» OBJECTIVE: Count the lines below that contain the word "arrow", and reply with only that number.

# Start of GIVEN DATA

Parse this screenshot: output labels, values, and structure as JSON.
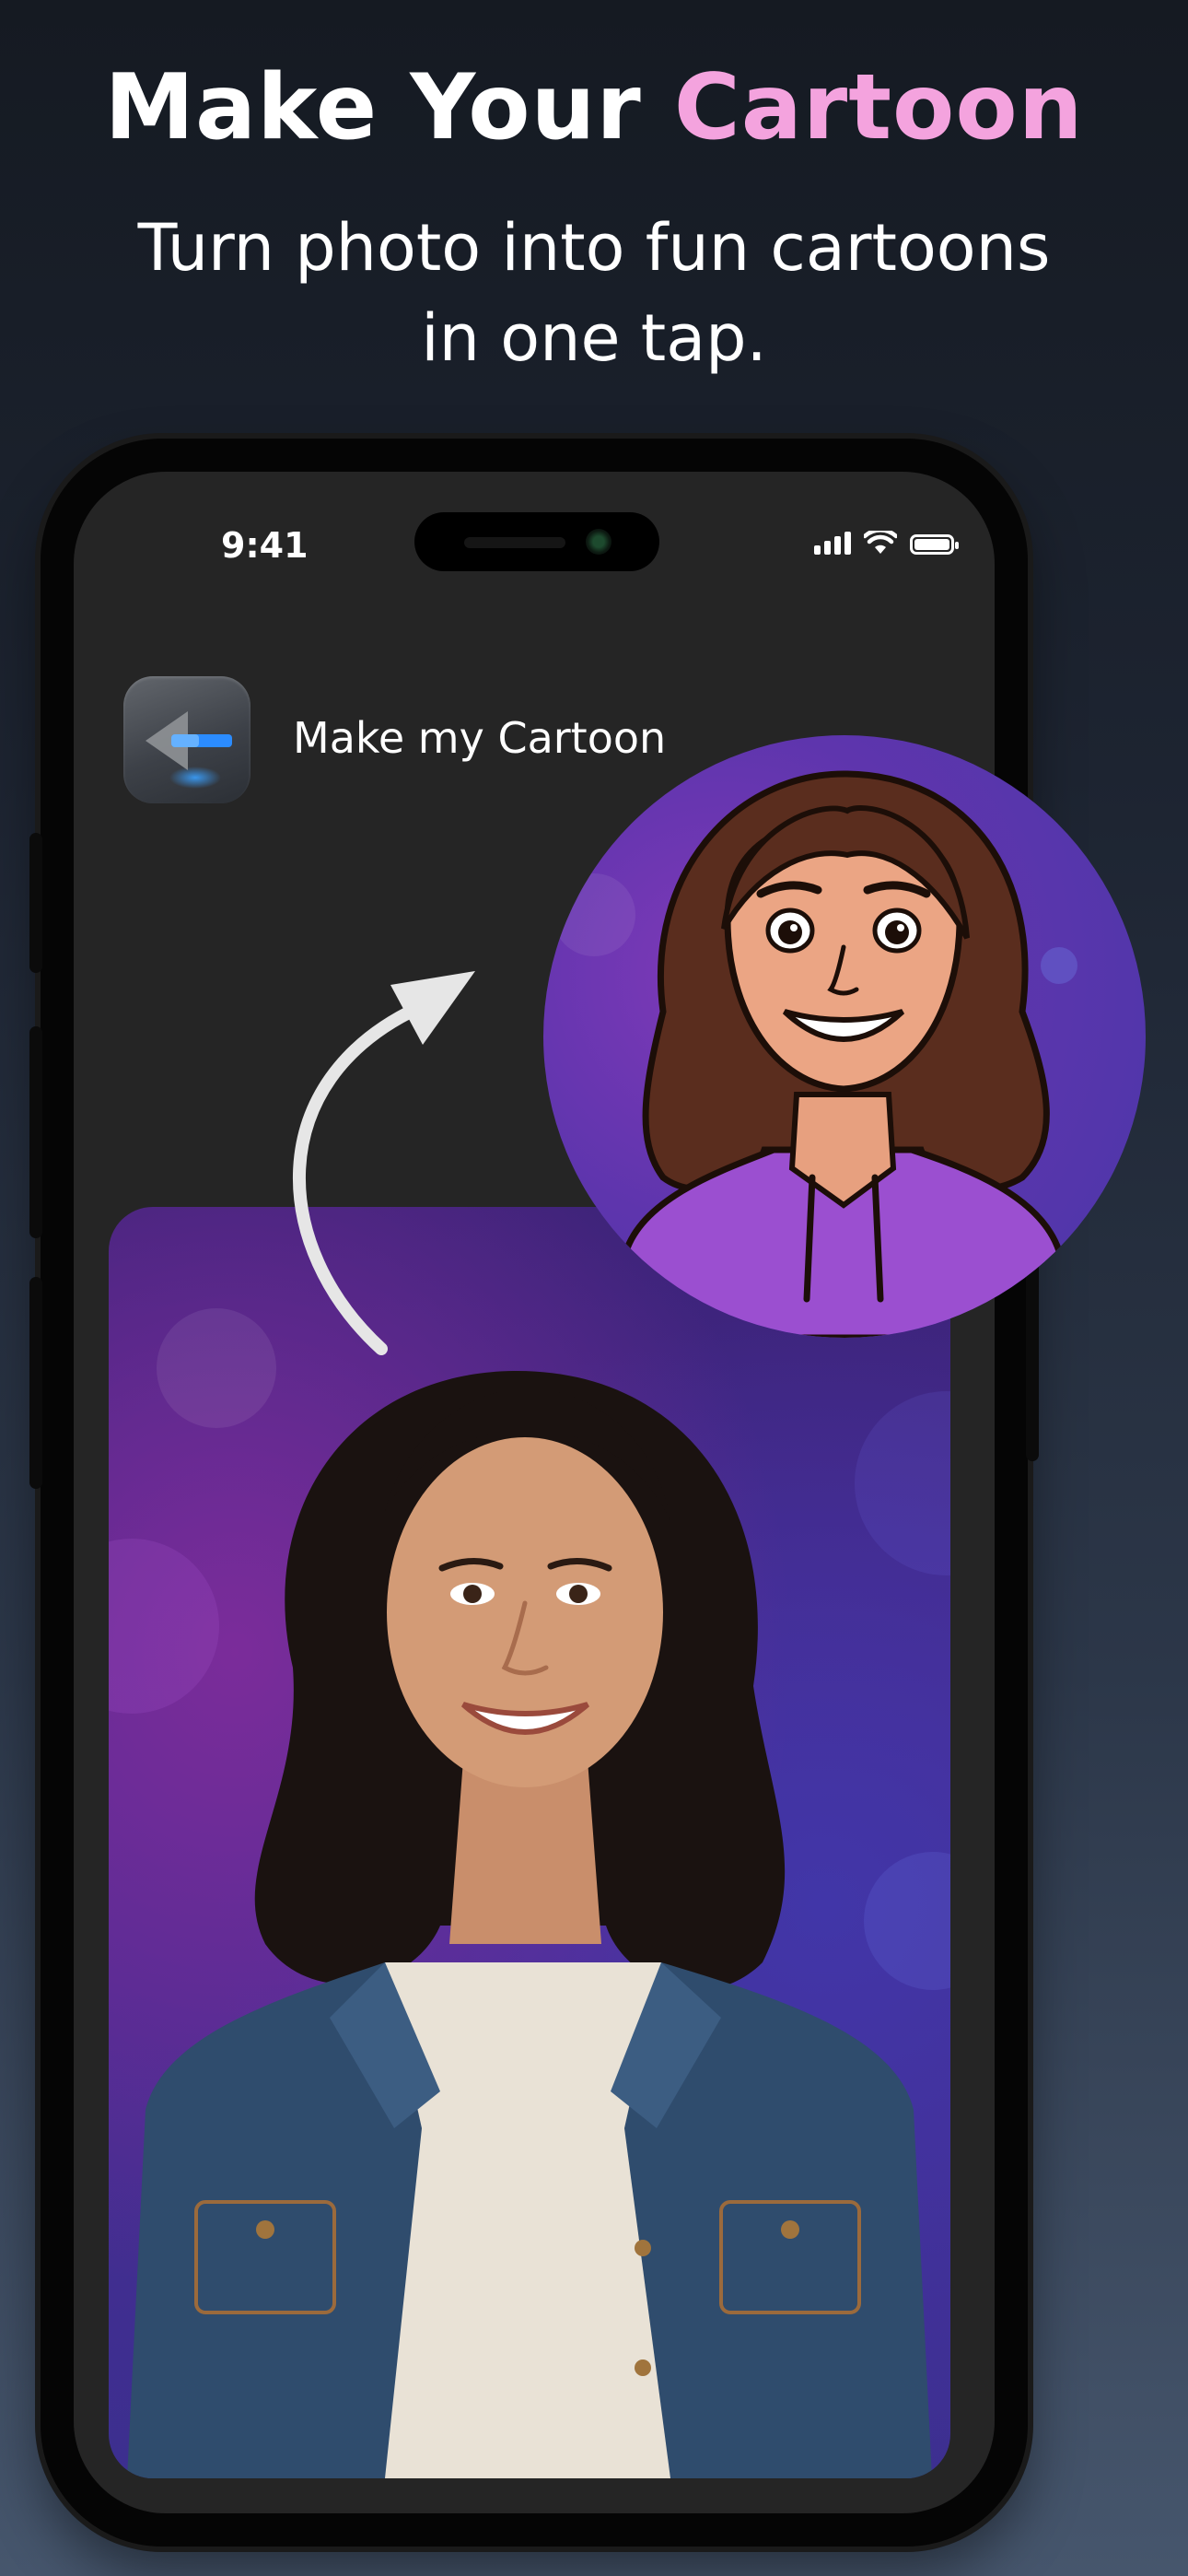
{
  "hero": {
    "title_part1": "Make Your ",
    "title_part2": "Cartoon",
    "subtitle_line1": "Turn photo into fun cartoons",
    "subtitle_line2": "in one tap."
  },
  "status_bar": {
    "time": "9:41",
    "icons": [
      "cellular-signal-icon",
      "wifi-icon",
      "battery-icon"
    ],
    "battery_level": 1.0
  },
  "app_header": {
    "icon": "back-arrow-app-icon",
    "title": "Make my Cartoon"
  },
  "images": {
    "original_photo": "portrait-photo",
    "cartoon_result": "cartoon-portrait",
    "transform_arrow": "curved-arrow-icon"
  },
  "colors": {
    "accent": "#f4a3de",
    "text": "#ffffff",
    "screen_bg": "#252525",
    "photo_bg": "#4a2b92",
    "hoodie": "#9b4fd0"
  }
}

# End of GIVEN DATA

» WORKED SOLUTION: 2